■ DIRECTIONS ■
Please copy out the rows from the start through the line containing "I need the location", swapping "screenshot" for "image" and leaving everything else unchanged.

■ INFORMATION PROVIDED ■
■ ■ ■ ■ ■ ■ ■

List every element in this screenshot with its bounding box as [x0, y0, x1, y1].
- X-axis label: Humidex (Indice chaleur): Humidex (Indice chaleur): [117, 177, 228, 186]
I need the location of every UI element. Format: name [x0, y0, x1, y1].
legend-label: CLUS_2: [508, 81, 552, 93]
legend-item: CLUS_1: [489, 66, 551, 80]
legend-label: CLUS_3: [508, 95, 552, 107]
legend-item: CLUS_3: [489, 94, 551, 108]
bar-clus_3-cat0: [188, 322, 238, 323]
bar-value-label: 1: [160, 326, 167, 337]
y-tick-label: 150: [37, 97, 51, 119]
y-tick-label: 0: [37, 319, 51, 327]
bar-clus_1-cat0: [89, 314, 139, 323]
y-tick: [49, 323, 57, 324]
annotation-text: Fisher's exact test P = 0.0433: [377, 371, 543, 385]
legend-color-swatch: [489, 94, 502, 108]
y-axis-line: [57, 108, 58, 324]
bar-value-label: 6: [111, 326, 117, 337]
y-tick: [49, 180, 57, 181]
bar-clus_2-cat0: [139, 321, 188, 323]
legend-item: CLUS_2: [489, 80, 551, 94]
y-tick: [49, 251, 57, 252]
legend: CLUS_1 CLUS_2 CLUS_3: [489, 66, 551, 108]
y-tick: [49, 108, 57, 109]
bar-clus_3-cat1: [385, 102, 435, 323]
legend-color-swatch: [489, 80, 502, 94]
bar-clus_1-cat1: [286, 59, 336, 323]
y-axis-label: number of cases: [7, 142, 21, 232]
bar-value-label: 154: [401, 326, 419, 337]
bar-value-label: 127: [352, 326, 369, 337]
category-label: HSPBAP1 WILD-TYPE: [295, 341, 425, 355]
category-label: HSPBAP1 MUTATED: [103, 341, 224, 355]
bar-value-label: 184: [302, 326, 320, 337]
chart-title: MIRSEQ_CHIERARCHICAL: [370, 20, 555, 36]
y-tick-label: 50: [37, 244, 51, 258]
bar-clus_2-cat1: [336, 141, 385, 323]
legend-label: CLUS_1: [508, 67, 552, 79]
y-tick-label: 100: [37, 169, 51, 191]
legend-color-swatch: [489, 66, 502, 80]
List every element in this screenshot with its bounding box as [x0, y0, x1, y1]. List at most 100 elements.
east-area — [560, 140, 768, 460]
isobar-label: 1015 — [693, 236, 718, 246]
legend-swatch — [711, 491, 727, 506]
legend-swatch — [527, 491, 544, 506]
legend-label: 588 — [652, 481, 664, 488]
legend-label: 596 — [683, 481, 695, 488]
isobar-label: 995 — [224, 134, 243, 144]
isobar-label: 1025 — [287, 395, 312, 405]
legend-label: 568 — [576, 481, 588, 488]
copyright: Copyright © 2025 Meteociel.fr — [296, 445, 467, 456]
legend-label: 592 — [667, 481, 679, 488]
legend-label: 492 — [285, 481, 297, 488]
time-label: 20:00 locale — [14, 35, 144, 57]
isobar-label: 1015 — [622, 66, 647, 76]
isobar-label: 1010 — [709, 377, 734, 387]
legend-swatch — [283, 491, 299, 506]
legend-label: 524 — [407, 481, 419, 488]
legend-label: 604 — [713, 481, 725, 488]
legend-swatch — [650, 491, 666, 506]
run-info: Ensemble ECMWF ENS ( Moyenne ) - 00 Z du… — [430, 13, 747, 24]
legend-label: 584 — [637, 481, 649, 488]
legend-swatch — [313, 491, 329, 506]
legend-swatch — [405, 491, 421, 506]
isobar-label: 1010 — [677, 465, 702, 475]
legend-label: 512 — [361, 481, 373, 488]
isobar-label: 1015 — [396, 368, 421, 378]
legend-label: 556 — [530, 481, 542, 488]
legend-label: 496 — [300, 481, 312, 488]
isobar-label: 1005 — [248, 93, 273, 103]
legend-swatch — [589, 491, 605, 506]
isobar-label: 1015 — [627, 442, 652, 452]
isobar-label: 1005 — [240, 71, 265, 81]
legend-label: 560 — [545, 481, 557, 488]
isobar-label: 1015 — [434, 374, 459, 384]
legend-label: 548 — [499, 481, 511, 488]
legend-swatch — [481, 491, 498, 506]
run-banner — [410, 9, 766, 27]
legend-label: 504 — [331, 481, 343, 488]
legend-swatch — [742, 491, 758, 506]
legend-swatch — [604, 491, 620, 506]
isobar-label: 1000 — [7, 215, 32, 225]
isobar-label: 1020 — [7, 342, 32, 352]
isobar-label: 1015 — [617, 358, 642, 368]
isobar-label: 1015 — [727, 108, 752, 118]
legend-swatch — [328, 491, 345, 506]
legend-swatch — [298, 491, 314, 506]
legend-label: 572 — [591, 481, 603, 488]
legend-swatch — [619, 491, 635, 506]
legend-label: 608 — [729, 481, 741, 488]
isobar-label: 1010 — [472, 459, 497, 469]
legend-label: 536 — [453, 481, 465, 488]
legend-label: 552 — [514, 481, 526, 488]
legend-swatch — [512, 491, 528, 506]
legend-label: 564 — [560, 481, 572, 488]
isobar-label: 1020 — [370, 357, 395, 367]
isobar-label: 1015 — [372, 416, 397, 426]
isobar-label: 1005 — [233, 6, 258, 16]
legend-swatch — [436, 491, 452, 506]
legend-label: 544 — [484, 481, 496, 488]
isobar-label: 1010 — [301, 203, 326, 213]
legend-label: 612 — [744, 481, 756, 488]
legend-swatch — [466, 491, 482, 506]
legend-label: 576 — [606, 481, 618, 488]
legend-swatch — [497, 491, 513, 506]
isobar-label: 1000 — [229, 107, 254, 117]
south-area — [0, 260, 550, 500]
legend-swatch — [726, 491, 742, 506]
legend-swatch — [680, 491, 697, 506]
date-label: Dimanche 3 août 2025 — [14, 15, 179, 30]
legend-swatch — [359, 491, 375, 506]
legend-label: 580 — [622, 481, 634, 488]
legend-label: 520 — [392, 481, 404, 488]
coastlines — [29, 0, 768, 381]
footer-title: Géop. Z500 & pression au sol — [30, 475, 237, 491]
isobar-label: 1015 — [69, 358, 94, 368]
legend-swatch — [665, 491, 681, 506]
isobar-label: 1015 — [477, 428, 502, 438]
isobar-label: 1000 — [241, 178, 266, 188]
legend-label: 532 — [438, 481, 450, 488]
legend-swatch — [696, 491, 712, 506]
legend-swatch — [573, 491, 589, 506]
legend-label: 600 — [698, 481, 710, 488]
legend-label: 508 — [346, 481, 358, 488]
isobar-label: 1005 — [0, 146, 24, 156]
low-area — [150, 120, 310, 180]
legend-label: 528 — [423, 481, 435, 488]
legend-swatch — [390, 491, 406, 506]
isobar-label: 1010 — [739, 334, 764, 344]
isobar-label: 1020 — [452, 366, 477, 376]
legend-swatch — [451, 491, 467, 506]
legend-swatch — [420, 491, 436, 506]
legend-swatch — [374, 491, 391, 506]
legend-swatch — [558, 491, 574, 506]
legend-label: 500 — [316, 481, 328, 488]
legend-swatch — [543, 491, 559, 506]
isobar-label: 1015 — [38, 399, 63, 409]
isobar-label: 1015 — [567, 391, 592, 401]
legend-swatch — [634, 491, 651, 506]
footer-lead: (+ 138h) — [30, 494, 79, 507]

■ ■ ■ ■ ■ ■ ■

■ RESULT OF THIS EXERCISE ■
List every element in this image with its bounding box as [x0, y0, x1, y1].
- X-axis label: Humidex (Indice chaleur): Humidex (Indice chaleur): [117, 177, 228, 186]
I need the location of every UI element. Format: name [x0, y0, x1, y1].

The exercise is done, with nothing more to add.